- YOUR OBJECTIVE: Would you write out the entries below, every one of them, exactly?

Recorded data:
— Start —

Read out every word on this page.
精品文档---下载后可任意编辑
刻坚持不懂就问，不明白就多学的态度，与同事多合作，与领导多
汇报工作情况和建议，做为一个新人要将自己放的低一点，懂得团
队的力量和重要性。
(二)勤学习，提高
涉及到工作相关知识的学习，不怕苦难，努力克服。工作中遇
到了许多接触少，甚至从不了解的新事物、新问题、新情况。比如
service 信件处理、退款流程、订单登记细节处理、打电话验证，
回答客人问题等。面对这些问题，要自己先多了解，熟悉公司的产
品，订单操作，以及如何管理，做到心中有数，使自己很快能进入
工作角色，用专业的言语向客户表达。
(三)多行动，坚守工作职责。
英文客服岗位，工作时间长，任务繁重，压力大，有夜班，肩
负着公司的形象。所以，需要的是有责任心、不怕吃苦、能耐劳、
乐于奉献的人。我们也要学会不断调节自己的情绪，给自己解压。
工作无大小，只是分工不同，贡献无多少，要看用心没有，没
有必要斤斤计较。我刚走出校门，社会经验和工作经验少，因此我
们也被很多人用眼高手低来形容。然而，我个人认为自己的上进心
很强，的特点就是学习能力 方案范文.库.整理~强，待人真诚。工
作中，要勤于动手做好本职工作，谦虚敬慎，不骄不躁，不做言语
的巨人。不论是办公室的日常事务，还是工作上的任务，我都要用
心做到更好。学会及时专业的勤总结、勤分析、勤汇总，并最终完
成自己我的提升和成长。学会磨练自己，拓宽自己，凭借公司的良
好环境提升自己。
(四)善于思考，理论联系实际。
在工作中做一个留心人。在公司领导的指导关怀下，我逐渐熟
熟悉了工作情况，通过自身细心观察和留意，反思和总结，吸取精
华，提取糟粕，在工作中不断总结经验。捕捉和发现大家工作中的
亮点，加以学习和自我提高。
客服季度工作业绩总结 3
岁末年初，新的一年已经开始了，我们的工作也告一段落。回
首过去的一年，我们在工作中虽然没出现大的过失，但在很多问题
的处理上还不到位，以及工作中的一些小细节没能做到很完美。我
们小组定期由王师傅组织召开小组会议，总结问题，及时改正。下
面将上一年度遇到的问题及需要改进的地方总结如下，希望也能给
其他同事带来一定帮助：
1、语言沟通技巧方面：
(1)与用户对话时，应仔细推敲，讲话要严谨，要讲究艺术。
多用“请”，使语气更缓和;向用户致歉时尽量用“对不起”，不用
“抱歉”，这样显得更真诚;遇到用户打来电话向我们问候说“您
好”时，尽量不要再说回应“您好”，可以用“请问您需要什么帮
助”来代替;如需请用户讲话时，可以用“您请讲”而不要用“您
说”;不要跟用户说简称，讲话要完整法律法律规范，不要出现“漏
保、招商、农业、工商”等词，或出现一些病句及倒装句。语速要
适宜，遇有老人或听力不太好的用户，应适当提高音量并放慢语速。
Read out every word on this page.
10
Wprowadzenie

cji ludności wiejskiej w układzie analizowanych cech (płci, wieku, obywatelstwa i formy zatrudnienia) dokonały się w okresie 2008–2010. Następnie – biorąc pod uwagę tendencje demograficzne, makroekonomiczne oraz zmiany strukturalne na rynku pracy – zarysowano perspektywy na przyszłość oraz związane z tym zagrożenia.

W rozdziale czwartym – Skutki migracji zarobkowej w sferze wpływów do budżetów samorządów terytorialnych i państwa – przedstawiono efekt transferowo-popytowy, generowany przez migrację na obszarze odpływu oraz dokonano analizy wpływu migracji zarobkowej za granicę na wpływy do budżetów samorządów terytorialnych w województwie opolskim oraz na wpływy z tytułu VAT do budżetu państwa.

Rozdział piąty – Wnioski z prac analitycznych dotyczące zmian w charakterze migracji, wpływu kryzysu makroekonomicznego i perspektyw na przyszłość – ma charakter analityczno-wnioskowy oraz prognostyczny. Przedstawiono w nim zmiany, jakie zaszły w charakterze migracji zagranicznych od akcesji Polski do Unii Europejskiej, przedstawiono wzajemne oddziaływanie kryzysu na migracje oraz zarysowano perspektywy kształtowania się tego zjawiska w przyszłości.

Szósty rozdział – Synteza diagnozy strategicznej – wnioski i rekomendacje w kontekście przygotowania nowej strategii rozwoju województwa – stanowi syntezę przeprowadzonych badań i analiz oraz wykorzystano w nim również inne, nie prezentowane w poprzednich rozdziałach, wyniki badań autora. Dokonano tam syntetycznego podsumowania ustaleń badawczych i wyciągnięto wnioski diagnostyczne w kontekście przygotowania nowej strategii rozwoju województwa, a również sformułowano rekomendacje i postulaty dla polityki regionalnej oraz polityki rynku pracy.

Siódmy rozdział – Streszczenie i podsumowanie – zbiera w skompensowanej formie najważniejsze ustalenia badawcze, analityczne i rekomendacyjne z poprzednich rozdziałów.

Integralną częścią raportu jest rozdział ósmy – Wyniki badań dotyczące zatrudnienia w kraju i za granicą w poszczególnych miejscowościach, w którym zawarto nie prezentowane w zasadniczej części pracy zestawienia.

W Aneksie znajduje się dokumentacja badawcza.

— End —

- FULL OUTPUT:
Read out every word on this page.
精品文档---下载后可任意编辑
刻坚持不懂就问，不明白就多学的态度，与同事多合作，与领导多
汇报工作情况和建议，做为一个新人要将自己放的低一点，懂得团
队的力量和重要性。
(二)勤学习，提高
涉及到工作相关知识的学习，不怕苦难，努力克服。工作中遇
到了许多接触少，甚至从不了解的新事物、新问题、新情况。比如
service 信件处理、退款流程、订单登记细节处理、打电话验证，
回答客人问题等。面对这些问题，要自己先多了解，熟悉公司的产
品，订单操作，以及如何管理，做到心中有数，使自己很快能进入
工作角色，用专业的言语向客户表达。
(三)多行动，坚守工作职责。
英文客服岗位，工作时间长，任务繁重，压力大，有夜班，肩
负着公司的形象。所以，需要的是有责任心、不怕吃苦、能耐劳、
乐于奉献的人。我们也要学会不断调节自己的情绪，给自己解压。
工作无大小，只是分工不同，贡献无多少，要看用心没有，没
有必要斤斤计较。我刚走出校门，社会经验和工作经验少，因此我
们也被很多人用眼高手低来形容。然而，我个人认为自己的上进心
很强，的特点就是学习能力 方案范文.库.整理~强，待人真诚。工
作中，要勤于动手做好本职工作，谦虚敬慎，不骄不躁，不做言语
的巨人。不论是办公室的日常事务，还是工作上的任务，我都要用
心做到更好。学会及时专业的勤总结、勤分析、勤汇总，并最终完
成自己我的提升和成长。学会磨练自己，拓宽自己，凭借公司的良
好环境提升自己。
(四)善于思考，理论联系实际。
在工作中做一个留心人。在公司领导的指导关怀下，我逐渐熟
熟悉了工作情况，通过自身细心观察和留意，反思和总结，吸取精
华，提取糟粕，在工作中不断总结经验。捕捉和发现大家工作中的
亮点，加以学习和自我提高。
客服季度工作业绩总结 3
岁末年初，新的一年已经开始了，我们的工作也告一段落。回
首过去的一年，我们在工作中虽然没出现大的过失，但在很多问题
的处理上还不到位，以及工作中的一些小细节没能做到很完美。我
们小组定期由王师傅组织召开小组会议，总结问题，及时改正。下
面将上一年度遇到的问题及需要改进的地方总结如下，希望也能给
其他同事带来一定帮助：
1、语言沟通技巧方面：
(1)与用户对话时，应仔细推敲，讲话要严谨，要讲究艺术。
多用“请”，使语气更缓和;向用户致歉时尽量用“对不起”，不用
“抱歉”，这样显得更真诚;遇到用户打来电话向我们问候说“您
好”时，尽量不要再说回应“您好”，可以用“请问您需要什么帮
助”来代替;如需请用户讲话时，可以用“您请讲”而不要用“您
说”;不要跟用户说简称，讲话要完整法律法律规范，不要出现“漏
保、招商、农业、工商”等词，或出现一些病句及倒装句。语速要
适宜，遇有老人或听力不太好的用户，应适当提高音量并放慢语速。
Read out every word on this page.
10
Wprowadzenie

cji ludności wiejskiej w układzie analizowanych cech (płci, wieku, obywatelstwa i formy zatrudnienia) dokonały się w okresie 2008–2010. Następnie – biorąc pod uwagę tendencje demograficzne, makroekonomiczne oraz zmiany strukturalne na rynku pracy – zarysowano perspektywy na przyszłość oraz związane z tym zagrożenia.

W rozdziale czwartym – Skutki migracji zarobkowej w sferze wpływów do budżetów samorządów terytorialnych i państwa – przedstawiono efekt transferowo-popytowy, generowany przez migrację na obszarze odpływu oraz dokonano analizy wpływu migracji zarobkowej za granicę na wpływy do budżetów samorządów terytorialnych w województwie opolskim oraz na wpływy z tytułu VAT do budżetu państwa.

Rozdział piąty – Wnioski z prac analitycznych dotyczące zmian w charakterze migracji, wpływu kryzysu makroekonomicznego i perspektyw na przyszłość – ma charakter analityczno-wnioskowy oraz prognostyczny. Przedstawiono w nim zmiany, jakie zaszły w charakterze migracji zagranicznych od akcesji Polski do Unii Europejskiej, przedstawiono wzajemne oddziaływanie kryzysu na migracje oraz zarysowano perspektywy kształtowania się tego zjawiska w przyszłości.

Szósty rozdział – Synteza diagnozy strategicznej – wnioski i rekomendacje w kontekście przygotowania nowej strategii rozwoju województwa – stanowi syntezę przeprowadzonych badań i analiz oraz wykorzystano w nim również inne, nie prezentowane w poprzednich rozdziałach, wyniki badań autora. Dokonano tam syntetycznego podsumowania ustaleń badawczych i wyciągnięto wnioski diagnostyczne w kontekście przygotowania nowej strategii rozwoju województwa, a również sformułowano rekomendacje i postulaty dla polityki regionalnej oraz polityki rynku pracy.

Siódmy rozdział – Streszczenie i podsumowanie – zbiera w skompensowanej formie najważniejsze ustalenia badawcze, analityczne i rekomendacyjne z poprzednich rozdziałów.

Integralną częścią raportu jest rozdział ósmy – Wyniki badań dotyczące zatrudnienia w kraju i za granicą w poszczególnych miejscowościach, w którym zawarto nie prezentowane w zasadniczej części pracy zestawienia.

W Aneksie znajduje się dokumentacja badawcza.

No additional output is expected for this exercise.